- [SHORT TASK]:
Quote exactly, and only, the lines from the one with "Output the text content of this document." through the end of the listing.

- [DATA SUPPLIED]:

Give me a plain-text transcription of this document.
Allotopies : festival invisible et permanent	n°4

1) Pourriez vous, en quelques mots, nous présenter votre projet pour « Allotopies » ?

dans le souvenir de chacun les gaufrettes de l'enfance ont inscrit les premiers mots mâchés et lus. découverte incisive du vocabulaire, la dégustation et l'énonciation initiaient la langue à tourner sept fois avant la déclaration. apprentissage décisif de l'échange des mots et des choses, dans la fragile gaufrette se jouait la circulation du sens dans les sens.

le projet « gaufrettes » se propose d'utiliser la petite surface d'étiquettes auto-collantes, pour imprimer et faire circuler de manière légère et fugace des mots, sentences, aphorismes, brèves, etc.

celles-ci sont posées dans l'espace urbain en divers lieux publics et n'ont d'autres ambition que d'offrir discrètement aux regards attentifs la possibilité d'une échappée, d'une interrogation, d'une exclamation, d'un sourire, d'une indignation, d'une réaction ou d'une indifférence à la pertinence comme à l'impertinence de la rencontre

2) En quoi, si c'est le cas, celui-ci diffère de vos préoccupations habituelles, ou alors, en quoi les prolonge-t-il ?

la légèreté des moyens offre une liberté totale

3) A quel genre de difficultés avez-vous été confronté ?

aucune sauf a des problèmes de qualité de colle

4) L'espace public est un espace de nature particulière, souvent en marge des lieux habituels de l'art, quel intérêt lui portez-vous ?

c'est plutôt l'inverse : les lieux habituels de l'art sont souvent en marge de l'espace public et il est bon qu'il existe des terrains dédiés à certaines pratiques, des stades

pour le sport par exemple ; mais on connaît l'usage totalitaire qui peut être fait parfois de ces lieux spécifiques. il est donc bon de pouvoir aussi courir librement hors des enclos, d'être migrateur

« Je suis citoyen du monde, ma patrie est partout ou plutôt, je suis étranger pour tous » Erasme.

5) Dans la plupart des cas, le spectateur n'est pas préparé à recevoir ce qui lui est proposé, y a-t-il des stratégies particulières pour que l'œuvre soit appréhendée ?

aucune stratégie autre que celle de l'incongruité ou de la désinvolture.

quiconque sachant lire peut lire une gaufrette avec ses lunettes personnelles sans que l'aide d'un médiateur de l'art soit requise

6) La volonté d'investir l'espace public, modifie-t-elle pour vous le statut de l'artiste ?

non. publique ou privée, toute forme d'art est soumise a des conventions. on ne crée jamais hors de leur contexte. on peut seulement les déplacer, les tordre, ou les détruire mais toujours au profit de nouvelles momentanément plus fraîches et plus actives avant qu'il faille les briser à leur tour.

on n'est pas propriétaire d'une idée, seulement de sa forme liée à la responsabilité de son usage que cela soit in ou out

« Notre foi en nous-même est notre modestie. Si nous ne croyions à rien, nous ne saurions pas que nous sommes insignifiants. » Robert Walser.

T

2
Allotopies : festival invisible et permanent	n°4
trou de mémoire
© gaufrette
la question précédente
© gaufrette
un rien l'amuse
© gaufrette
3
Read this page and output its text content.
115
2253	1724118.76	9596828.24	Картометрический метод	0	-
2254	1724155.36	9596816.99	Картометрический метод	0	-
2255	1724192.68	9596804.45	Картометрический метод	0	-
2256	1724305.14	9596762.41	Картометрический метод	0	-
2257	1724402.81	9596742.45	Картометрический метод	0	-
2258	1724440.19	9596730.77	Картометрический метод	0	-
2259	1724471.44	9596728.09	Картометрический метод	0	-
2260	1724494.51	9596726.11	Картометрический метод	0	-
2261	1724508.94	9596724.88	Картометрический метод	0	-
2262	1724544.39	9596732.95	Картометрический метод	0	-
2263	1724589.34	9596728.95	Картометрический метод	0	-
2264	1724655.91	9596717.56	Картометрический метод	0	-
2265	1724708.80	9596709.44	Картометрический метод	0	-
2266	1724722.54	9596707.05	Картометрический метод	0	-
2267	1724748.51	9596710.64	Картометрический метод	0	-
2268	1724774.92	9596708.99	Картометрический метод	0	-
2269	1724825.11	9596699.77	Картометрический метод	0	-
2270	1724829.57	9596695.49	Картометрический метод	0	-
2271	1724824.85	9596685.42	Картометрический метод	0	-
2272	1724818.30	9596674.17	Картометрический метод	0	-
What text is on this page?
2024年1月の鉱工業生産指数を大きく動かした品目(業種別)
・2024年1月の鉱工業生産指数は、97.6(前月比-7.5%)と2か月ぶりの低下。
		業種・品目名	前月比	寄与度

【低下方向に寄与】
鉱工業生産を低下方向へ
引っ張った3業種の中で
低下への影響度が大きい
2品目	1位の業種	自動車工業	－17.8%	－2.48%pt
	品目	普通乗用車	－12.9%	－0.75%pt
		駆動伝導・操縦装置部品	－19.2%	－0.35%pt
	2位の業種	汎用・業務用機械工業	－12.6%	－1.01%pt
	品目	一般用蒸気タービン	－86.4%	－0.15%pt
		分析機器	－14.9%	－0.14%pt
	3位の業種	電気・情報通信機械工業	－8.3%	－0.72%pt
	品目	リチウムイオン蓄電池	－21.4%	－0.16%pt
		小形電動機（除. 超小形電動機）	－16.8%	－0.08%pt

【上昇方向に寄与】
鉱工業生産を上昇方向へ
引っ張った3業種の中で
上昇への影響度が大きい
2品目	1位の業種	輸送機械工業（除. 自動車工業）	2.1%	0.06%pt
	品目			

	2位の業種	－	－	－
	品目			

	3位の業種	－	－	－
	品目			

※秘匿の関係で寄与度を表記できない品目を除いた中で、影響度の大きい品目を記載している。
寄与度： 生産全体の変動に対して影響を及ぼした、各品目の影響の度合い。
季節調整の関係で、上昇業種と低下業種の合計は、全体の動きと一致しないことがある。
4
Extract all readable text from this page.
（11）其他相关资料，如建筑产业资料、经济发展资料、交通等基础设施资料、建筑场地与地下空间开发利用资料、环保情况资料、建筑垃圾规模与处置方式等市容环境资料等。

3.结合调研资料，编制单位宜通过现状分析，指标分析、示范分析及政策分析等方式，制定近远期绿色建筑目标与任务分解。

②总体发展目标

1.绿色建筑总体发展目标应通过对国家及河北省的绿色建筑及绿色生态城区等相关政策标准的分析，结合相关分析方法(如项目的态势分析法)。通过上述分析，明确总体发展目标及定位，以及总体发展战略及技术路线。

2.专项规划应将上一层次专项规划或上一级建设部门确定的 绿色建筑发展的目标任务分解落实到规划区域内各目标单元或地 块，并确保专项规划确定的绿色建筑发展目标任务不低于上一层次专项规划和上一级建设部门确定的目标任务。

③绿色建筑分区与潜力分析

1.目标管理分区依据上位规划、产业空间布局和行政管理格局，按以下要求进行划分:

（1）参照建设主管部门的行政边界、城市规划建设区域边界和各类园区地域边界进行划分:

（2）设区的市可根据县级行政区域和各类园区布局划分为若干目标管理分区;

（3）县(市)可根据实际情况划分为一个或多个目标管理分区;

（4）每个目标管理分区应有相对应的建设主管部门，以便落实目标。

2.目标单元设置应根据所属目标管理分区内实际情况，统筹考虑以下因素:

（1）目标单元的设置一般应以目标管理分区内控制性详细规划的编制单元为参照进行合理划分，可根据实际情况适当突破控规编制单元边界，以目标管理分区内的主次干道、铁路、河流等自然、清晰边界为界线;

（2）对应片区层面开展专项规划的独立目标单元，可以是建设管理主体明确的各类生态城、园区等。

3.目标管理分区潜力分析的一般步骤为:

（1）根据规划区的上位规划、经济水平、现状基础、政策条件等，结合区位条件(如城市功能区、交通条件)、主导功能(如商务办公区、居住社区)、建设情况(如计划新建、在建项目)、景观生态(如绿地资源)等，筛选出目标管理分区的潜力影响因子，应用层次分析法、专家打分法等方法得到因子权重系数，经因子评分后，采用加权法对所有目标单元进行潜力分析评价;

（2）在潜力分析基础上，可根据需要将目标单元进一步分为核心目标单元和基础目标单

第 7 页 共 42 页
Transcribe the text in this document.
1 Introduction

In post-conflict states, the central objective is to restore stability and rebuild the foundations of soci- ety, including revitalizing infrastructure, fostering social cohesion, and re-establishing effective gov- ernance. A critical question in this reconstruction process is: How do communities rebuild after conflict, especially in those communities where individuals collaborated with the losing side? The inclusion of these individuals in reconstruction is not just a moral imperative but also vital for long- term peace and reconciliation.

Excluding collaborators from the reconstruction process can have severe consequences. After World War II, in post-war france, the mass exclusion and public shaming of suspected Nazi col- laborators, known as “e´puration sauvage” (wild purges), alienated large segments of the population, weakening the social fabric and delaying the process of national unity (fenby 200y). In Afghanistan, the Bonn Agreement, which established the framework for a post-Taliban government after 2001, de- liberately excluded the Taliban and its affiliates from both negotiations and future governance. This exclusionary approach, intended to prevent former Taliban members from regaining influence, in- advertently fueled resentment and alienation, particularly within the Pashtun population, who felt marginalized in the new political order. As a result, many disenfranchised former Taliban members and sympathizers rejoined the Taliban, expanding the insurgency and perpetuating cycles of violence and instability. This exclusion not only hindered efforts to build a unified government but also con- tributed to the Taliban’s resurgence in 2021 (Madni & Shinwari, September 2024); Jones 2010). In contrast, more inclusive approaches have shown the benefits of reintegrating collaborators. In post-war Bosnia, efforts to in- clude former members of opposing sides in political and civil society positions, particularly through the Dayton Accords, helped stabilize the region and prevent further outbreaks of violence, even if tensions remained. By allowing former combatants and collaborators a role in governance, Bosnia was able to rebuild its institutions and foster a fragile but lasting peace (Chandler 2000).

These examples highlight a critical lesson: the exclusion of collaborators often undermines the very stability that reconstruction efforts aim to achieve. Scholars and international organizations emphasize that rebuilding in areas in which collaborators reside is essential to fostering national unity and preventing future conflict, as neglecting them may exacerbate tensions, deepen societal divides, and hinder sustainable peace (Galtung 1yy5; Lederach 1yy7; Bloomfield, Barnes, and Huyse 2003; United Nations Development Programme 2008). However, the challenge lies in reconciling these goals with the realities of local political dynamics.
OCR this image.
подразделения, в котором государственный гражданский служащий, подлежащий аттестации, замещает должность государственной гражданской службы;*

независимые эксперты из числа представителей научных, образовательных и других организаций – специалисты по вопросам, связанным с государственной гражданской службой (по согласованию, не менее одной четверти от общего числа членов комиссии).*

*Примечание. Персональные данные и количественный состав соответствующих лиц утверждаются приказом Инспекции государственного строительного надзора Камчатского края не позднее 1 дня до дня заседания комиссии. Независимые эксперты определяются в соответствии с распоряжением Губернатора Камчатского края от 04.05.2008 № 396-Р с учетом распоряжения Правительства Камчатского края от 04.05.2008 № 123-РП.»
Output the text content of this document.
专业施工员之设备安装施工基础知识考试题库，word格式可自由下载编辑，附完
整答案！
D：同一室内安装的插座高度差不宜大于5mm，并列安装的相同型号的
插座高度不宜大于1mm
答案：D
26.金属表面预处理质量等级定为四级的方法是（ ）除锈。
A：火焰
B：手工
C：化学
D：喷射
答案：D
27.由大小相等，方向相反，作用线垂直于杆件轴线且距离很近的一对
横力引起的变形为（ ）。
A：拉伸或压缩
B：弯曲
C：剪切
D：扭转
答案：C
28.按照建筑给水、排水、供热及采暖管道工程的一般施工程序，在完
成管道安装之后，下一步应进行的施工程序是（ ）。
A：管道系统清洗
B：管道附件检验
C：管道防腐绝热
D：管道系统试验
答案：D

- [ANSWER TO THIS PROBLEM]:
Output the text content of this document.
专业施工员之设备安装施工基础知识考试题库，word格式可自由下载编辑，附完
整答案！
D：同一室内安装的插座高度差不宜大于5mm，并列安装的相同型号的
插座高度不宜大于1mm
答案：D
26.金属表面预处理质量等级定为四级的方法是（ ）除锈。
A：火焰
B：手工
C：化学
D：喷射
答案：D
27.由大小相等，方向相反，作用线垂直于杆件轴线且距离很近的一对
横力引起的变形为（ ）。
A：拉伸或压缩
B：弯曲
C：剪切
D：扭转
答案：C
28.按照建筑给水、排水、供热及采暖管道工程的一般施工程序，在完
成管道安装之后，下一步应进行的施工程序是（ ）。
A：管道系统清洗
B：管道附件检验
C：管道防腐绝热
D：管道系统试验
答案：D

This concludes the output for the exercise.